**EXERCISE GOAL:**
Copy all entries without alteration and skip the pictures they hold.
-- START --
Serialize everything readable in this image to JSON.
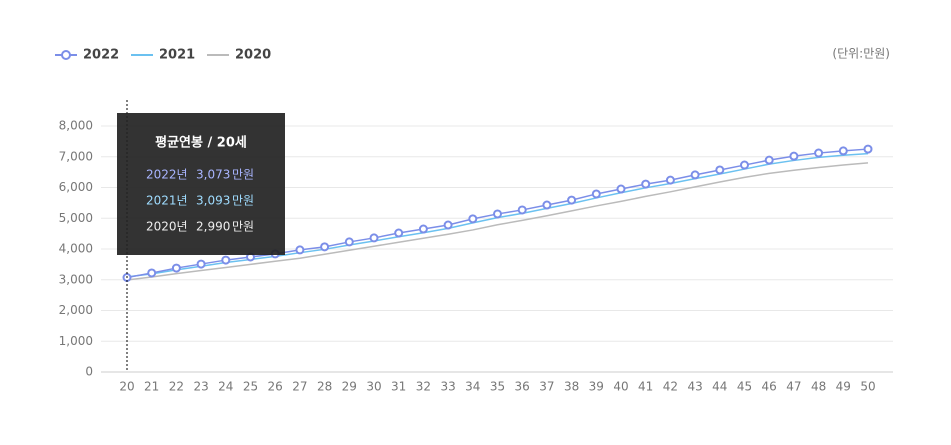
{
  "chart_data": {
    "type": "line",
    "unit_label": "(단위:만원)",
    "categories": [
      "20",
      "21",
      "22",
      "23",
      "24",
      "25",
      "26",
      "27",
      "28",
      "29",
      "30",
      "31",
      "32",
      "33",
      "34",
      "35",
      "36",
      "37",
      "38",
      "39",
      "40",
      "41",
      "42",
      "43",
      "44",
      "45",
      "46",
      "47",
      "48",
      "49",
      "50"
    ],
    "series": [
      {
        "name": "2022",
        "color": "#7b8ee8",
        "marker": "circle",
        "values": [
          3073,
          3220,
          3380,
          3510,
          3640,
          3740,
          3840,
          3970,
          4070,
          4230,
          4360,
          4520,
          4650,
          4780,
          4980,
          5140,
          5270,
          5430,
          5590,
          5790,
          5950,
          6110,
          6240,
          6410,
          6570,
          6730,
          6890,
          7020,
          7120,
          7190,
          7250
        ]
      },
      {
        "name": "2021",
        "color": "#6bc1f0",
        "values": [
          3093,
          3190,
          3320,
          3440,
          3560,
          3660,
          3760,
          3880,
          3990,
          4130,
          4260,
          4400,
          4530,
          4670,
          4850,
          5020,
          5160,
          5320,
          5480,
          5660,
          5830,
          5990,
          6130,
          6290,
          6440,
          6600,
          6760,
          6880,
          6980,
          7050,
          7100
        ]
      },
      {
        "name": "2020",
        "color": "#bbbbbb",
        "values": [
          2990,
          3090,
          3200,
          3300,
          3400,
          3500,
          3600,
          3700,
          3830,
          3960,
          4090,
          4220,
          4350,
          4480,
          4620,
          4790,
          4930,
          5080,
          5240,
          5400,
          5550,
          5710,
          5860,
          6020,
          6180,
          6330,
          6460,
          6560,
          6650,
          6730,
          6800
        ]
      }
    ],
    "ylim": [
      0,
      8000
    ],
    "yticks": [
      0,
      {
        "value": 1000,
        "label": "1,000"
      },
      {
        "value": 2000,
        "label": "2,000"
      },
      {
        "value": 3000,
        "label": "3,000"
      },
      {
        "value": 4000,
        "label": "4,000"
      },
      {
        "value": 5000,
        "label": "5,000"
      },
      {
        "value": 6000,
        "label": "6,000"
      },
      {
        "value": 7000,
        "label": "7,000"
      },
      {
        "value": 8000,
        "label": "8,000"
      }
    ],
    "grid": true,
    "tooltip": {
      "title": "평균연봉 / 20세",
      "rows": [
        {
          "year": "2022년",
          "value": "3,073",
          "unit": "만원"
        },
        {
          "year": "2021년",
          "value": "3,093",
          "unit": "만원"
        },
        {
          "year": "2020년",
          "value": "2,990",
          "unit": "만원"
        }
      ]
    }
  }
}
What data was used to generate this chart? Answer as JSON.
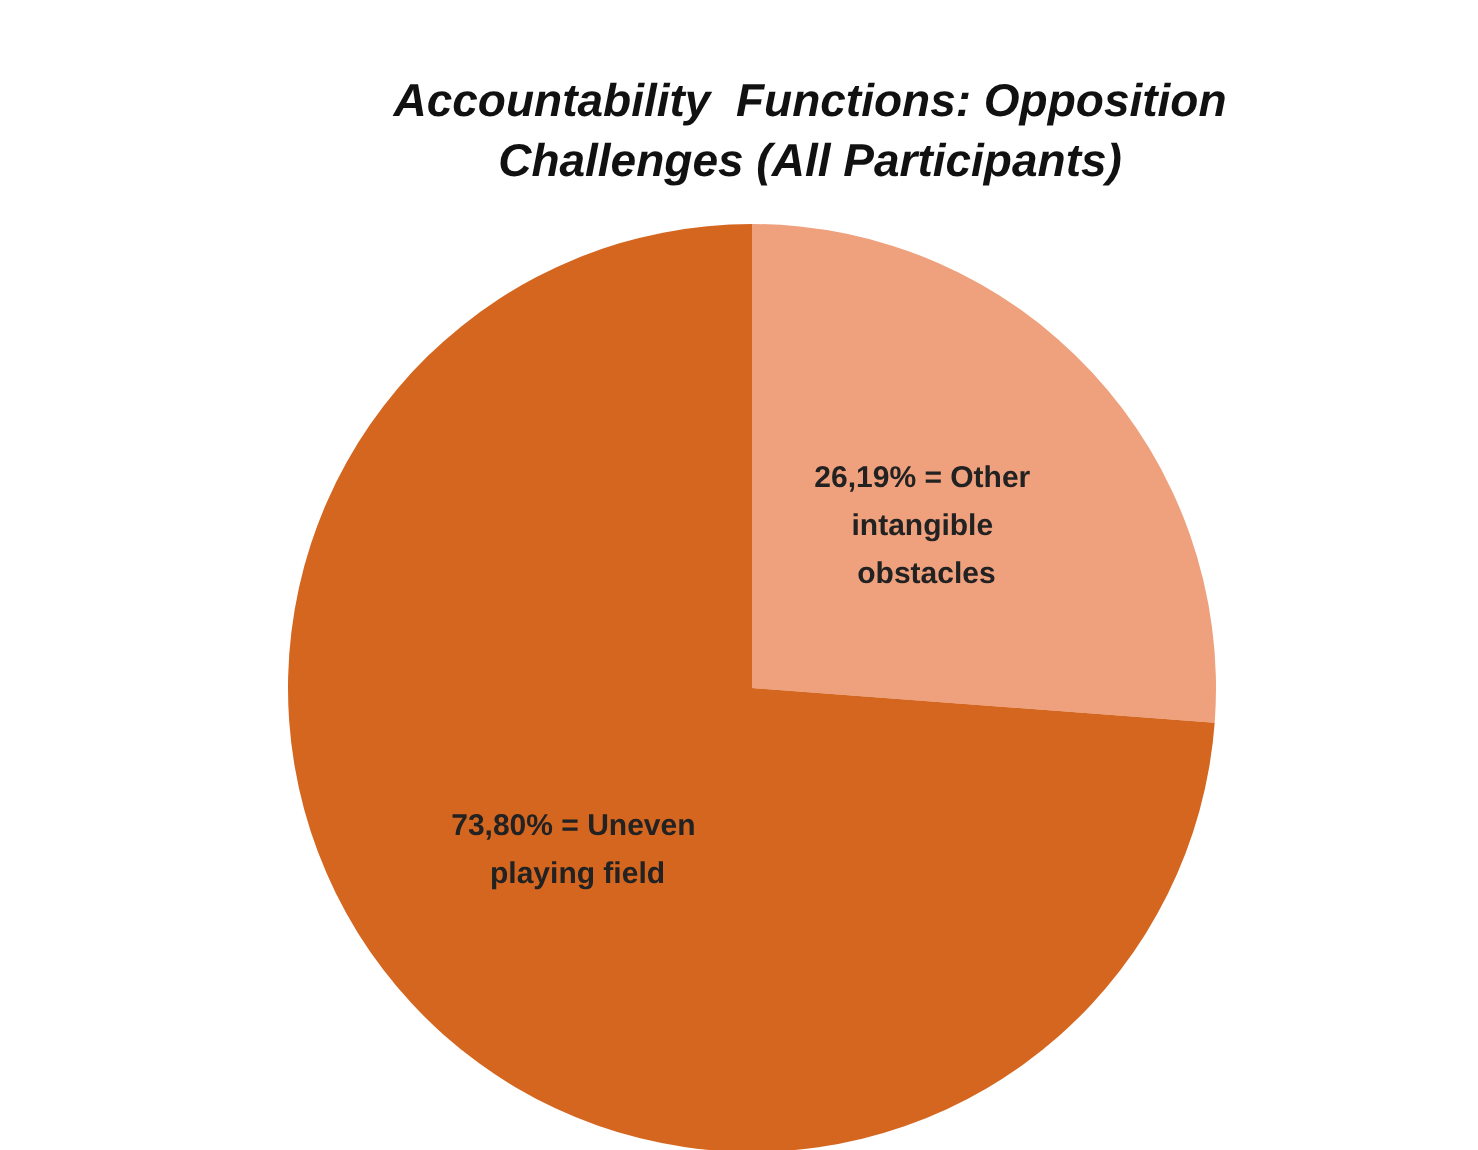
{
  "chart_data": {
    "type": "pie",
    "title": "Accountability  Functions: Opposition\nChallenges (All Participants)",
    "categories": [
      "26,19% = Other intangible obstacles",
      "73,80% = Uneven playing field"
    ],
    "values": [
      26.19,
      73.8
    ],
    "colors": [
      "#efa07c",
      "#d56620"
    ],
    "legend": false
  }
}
-- END --
**THE OUTPUT:**
Serialize everything readable in this image to JSON.
{
  "chart_data": {
    "type": "line",
    "unit_label": "(단위:만원)",
    "categories": [
      "20",
      "21",
      "22",
      "23",
      "24",
      "25",
      "26",
      "27",
      "28",
      "29",
      "30",
      "31",
      "32",
      "33",
      "34",
      "35",
      "36",
      "37",
      "38",
      "39",
      "40",
      "41",
      "42",
      "43",
      "44",
      "45",
      "46",
      "47",
      "48",
      "49",
      "50"
    ],
    "series": [
      {
        "name": "2022",
        "color": "#7b8ee8",
        "marker": "circle",
        "values": [
          3073,
          3220,
          3380,
          3510,
          3640,
          3740,
          3840,
          3970,
          4070,
          4230,
          4360,
          4520,
          4650,
          4780,
          4980,
          5140,
          5270,
          5430,
          5590,
          5790,
          5950,
          6110,
          6240,
          6410,
          6570,
          6730,
          6890,
          7020,
          7120,
          7190,
          7250
        ]
      },
      {
        "name": "2021",
        "color": "#6bc1f0",
        "values": [
          3093,
          3190,
          3320,
          3440,
          3560,
          3660,
          3760,
          3880,
          3990,
          4130,
          4260,
          4400,
          4530,
          4670,
          4850,
          5020,
          5160,
          5320,
          5480,
          5660,
          5830,
          5990,
          6130,
          6290,
          6440,
          6600,
          6760,
          6880,
          6980,
          7050,
          7100
        ]
      },
      {
        "name": "2020",
        "color": "#bbbbbb",
        "values": [
          2990,
          3090,
          3200,
          3300,
          3400,
          3500,
          3600,
          3700,
          3830,
          3960,
          4090,
          4220,
          4350,
          4480,
          4620,
          4790,
          4930,
          5080,
          5240,
          5400,
          5550,
          5710,
          5860,
          6020,
          6180,
          6330,
          6460,
          6560,
          6650,
          6730,
          6800
        ]
      }
    ],
    "ylim": [
      0,
      8000
    ],
    "yticks": [
      0,
      {
        "value": 1000,
        "label": "1,000"
      },
      {
        "value": 2000,
        "label": "2,000"
      },
      {
        "value": 3000,
        "label": "3,000"
      },
      {
        "value": 4000,
        "label": "4,000"
      },
      {
        "value": 5000,
        "label": "5,000"
      },
      {
        "value": 6000,
        "label": "6,000"
      },
      {
        "value": 7000,
        "label": "7,000"
      },
      {
        "value": 8000,
        "label": "8,000"
      }
    ],
    "grid": true,
    "tooltip": {
      "title": "평균연봉 / 20세",
      "rows": [
        {
          "year": "2022년",
          "value": "3,073",
          "unit": "만원"
        },
        {
          "year": "2021년",
          "value": "3,093",
          "unit": "만원"
        },
        {
          "year": "2020년",
          "value": "2,990",
          "unit": "만원"
        }
      ]
    }
  }
}
What data was used to generate this chart? Answer as JSON.
{
  "chart_data": {
    "type": "pie",
    "title": "Accountability  Functions: Opposition\nChallenges (All Participants)",
    "categories": [
      "26,19% = Other intangible obstacles",
      "73,80% = Uneven playing field"
    ],
    "values": [
      26.19,
      73.8
    ],
    "colors": [
      "#efa07c",
      "#d56620"
    ],
    "legend": false
  }
}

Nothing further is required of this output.